[What to produce] Below are records; work out how many of their lines hold the string "York" and give that number alone.

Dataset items
-=-=-

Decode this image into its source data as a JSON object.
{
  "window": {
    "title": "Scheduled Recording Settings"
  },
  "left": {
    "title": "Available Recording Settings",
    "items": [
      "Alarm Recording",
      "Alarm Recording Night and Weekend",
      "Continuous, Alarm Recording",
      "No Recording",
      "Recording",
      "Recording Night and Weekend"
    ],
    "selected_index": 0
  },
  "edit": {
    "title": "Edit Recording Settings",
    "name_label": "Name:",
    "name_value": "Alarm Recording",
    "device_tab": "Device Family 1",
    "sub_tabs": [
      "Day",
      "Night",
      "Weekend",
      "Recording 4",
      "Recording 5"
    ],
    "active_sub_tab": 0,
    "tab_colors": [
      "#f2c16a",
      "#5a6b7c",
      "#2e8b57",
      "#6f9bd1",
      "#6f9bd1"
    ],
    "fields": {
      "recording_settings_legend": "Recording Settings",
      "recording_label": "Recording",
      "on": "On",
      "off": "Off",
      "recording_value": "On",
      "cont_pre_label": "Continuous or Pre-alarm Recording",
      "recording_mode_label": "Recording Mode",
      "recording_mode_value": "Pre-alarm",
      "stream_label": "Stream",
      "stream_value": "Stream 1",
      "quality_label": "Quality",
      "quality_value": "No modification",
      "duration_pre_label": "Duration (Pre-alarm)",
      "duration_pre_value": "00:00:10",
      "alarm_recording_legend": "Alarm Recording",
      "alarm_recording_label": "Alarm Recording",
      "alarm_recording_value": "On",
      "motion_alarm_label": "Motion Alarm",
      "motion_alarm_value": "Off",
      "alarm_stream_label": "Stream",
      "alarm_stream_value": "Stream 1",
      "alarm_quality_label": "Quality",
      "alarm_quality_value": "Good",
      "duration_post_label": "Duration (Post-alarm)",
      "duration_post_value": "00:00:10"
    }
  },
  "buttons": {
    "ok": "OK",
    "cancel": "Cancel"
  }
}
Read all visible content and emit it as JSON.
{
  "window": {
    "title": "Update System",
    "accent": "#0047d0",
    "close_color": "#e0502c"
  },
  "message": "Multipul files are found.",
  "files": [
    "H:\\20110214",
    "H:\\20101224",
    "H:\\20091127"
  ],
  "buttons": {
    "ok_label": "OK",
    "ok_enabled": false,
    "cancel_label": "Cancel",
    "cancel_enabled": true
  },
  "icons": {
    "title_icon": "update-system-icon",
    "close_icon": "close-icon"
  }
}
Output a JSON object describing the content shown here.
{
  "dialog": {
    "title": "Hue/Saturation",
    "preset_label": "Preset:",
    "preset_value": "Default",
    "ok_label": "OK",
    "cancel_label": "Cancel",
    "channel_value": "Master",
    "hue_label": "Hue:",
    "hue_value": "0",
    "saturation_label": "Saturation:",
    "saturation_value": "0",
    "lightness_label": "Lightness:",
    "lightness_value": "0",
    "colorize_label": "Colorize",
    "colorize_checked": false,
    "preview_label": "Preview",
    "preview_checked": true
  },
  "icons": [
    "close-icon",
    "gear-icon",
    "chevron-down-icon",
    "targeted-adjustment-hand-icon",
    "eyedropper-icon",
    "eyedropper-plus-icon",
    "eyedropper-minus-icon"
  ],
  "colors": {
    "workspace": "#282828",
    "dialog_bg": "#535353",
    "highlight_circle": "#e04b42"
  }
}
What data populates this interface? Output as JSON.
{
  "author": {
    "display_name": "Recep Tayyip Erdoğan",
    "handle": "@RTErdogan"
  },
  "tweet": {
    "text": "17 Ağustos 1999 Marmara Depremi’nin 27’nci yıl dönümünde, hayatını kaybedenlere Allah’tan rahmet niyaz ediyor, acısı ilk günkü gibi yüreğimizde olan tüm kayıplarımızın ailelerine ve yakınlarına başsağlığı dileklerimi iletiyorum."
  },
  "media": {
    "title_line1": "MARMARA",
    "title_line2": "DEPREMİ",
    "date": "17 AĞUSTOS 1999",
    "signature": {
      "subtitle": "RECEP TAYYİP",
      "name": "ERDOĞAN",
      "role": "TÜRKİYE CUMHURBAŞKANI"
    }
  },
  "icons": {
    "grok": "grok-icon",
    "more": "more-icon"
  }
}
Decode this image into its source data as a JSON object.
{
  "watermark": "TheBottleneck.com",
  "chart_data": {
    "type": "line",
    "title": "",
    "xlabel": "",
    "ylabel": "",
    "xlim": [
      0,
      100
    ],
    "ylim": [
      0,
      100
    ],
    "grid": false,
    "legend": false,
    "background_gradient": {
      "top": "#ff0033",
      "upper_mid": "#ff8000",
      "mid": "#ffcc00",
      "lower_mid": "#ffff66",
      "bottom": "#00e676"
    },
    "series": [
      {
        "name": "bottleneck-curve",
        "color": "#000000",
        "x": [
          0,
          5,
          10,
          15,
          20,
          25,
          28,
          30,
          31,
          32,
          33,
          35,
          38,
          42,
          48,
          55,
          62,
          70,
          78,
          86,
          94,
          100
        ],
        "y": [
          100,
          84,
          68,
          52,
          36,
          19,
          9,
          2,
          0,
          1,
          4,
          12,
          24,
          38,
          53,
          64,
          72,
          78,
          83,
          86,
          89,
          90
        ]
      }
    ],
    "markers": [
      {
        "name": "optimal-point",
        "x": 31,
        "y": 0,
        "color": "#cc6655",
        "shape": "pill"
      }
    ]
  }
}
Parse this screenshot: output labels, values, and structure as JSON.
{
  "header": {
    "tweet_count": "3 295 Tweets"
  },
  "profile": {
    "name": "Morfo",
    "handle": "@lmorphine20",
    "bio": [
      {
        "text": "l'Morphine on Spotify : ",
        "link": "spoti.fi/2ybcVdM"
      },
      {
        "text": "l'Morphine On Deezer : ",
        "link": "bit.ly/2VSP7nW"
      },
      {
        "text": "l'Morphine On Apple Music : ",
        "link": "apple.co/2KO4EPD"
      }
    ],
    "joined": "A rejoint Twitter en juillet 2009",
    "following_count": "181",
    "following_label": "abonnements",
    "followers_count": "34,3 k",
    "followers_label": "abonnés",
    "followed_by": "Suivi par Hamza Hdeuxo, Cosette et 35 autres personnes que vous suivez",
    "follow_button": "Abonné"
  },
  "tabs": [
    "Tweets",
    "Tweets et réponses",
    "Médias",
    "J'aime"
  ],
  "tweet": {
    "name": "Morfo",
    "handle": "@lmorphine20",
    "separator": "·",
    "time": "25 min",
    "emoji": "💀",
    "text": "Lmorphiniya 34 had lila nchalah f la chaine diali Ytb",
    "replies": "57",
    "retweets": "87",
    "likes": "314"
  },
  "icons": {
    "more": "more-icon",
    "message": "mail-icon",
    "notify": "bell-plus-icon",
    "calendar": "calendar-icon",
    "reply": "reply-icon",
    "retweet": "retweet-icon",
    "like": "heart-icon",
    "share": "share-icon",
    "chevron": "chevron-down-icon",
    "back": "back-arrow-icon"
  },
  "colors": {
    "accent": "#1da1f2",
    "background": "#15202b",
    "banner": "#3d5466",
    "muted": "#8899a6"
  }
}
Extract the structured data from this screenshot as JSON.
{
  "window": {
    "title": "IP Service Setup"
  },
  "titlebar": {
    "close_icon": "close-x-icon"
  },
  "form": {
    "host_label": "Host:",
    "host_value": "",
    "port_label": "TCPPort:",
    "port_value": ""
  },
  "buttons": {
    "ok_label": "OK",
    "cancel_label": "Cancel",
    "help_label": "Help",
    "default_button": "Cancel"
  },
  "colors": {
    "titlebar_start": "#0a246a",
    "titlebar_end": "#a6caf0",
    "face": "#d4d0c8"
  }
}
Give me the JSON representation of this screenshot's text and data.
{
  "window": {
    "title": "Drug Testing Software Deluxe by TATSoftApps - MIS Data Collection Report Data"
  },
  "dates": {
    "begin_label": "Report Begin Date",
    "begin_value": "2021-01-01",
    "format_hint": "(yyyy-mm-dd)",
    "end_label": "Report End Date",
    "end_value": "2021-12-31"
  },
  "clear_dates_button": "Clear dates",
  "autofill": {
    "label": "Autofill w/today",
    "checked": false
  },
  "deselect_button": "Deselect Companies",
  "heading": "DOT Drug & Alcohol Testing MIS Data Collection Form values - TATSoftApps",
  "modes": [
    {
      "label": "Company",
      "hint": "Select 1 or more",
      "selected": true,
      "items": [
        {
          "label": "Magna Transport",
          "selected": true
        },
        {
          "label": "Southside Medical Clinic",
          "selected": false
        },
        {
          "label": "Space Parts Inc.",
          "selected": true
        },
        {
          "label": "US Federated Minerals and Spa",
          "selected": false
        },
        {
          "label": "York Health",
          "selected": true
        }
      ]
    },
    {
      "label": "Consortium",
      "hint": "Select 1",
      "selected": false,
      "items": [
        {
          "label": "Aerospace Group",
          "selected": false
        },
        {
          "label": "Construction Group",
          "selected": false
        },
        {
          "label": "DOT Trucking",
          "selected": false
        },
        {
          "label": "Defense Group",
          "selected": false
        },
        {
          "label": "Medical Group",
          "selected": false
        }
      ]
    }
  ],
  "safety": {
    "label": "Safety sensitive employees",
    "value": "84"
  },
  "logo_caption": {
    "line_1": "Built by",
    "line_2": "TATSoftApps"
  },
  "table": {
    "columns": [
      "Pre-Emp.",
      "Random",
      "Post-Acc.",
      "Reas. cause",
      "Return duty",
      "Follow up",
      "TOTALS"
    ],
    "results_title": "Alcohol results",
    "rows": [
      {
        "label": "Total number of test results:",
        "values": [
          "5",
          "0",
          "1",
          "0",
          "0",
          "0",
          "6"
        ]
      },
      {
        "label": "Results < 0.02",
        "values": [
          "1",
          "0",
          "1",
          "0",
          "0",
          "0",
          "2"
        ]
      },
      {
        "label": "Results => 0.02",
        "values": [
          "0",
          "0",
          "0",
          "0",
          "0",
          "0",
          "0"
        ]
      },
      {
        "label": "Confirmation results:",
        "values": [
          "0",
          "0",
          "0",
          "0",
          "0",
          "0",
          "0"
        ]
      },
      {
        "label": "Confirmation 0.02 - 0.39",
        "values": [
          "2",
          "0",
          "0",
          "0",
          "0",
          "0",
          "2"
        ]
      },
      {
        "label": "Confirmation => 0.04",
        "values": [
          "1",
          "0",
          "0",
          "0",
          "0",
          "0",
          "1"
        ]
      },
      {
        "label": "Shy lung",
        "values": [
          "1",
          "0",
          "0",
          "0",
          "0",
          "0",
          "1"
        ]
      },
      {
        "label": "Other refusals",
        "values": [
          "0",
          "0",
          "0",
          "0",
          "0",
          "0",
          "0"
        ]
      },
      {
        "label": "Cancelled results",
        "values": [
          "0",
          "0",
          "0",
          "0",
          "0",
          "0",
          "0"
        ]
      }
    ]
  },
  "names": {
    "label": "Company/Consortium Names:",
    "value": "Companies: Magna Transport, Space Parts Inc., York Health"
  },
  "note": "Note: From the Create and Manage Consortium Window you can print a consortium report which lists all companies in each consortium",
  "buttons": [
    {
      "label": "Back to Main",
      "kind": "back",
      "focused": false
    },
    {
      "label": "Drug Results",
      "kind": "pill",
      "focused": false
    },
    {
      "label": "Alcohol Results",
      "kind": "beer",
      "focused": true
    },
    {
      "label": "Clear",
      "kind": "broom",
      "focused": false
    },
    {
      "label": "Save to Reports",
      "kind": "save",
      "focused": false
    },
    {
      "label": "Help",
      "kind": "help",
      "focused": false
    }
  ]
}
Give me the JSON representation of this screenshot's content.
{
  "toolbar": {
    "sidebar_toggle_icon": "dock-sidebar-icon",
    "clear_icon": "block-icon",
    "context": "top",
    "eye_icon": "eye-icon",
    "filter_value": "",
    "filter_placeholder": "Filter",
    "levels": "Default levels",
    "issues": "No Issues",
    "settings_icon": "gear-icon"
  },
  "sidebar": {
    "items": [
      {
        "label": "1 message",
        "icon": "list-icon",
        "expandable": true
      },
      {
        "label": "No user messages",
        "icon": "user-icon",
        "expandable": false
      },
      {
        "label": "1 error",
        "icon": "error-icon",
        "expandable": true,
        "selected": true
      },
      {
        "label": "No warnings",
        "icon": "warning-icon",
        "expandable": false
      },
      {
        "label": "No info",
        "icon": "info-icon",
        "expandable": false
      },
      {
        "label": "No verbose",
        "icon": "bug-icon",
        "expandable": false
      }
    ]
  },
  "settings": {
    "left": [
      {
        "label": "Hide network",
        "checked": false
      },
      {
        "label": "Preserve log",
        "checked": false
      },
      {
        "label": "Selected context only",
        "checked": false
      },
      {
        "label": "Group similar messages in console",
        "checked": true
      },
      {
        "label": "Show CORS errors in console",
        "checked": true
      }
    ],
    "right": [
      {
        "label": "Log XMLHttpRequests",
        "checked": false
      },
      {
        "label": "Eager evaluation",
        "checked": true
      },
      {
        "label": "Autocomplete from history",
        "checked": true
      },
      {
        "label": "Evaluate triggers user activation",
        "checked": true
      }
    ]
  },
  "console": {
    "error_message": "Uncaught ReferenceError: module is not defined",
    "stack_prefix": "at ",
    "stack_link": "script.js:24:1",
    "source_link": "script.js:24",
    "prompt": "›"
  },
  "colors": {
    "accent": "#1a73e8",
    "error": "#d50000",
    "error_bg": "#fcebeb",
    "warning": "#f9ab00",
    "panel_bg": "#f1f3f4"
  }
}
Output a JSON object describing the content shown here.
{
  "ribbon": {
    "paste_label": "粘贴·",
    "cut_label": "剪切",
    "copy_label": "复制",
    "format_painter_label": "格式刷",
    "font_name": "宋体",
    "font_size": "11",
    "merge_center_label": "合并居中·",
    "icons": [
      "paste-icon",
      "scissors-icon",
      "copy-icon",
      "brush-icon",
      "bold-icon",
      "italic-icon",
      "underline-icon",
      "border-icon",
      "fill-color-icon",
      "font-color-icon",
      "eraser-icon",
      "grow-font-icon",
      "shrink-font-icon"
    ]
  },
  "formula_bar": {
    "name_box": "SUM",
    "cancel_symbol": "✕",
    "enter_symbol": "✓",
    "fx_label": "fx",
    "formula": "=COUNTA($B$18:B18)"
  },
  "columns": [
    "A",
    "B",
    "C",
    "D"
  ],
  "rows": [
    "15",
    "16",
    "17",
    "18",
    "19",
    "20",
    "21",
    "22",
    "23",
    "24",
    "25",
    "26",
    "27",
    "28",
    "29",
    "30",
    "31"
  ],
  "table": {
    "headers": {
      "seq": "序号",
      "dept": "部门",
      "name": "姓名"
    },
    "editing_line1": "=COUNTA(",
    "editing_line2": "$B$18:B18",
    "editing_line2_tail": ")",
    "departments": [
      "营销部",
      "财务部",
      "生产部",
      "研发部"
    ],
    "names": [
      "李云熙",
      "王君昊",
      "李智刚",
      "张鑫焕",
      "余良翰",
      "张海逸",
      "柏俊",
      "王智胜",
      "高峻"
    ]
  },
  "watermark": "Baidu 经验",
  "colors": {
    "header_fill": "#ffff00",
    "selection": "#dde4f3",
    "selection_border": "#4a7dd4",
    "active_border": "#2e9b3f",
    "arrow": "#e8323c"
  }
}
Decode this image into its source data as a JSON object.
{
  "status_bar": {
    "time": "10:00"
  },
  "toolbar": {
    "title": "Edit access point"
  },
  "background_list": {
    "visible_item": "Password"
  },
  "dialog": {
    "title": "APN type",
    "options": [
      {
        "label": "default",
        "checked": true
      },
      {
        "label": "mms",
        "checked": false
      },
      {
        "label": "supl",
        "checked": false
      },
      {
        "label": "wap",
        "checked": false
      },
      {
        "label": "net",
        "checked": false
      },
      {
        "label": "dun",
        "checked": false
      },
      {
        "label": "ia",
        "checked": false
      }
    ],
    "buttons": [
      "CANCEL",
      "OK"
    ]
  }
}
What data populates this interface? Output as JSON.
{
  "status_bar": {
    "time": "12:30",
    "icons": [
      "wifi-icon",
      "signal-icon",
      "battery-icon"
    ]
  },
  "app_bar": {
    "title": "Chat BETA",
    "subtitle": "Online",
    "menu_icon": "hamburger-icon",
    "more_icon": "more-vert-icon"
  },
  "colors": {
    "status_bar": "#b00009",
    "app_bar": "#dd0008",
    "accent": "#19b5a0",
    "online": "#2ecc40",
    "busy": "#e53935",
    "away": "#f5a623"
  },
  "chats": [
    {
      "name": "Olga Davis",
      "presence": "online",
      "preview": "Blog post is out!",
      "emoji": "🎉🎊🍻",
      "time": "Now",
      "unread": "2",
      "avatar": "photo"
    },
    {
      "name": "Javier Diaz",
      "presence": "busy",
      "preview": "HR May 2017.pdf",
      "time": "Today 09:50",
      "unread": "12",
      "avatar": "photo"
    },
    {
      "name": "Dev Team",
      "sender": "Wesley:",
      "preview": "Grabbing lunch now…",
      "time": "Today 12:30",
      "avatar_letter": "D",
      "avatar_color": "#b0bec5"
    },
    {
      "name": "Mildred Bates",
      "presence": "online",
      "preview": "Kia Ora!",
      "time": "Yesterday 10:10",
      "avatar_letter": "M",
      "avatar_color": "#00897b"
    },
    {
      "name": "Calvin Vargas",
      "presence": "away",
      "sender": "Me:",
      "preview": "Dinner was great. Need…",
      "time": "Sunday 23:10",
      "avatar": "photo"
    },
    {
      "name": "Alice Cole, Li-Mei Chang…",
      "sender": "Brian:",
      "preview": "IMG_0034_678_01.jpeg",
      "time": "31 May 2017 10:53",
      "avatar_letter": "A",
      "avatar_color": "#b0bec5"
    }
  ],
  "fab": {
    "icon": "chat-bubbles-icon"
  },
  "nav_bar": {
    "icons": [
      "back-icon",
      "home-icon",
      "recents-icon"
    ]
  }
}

-=-=-

[Correct answer] 2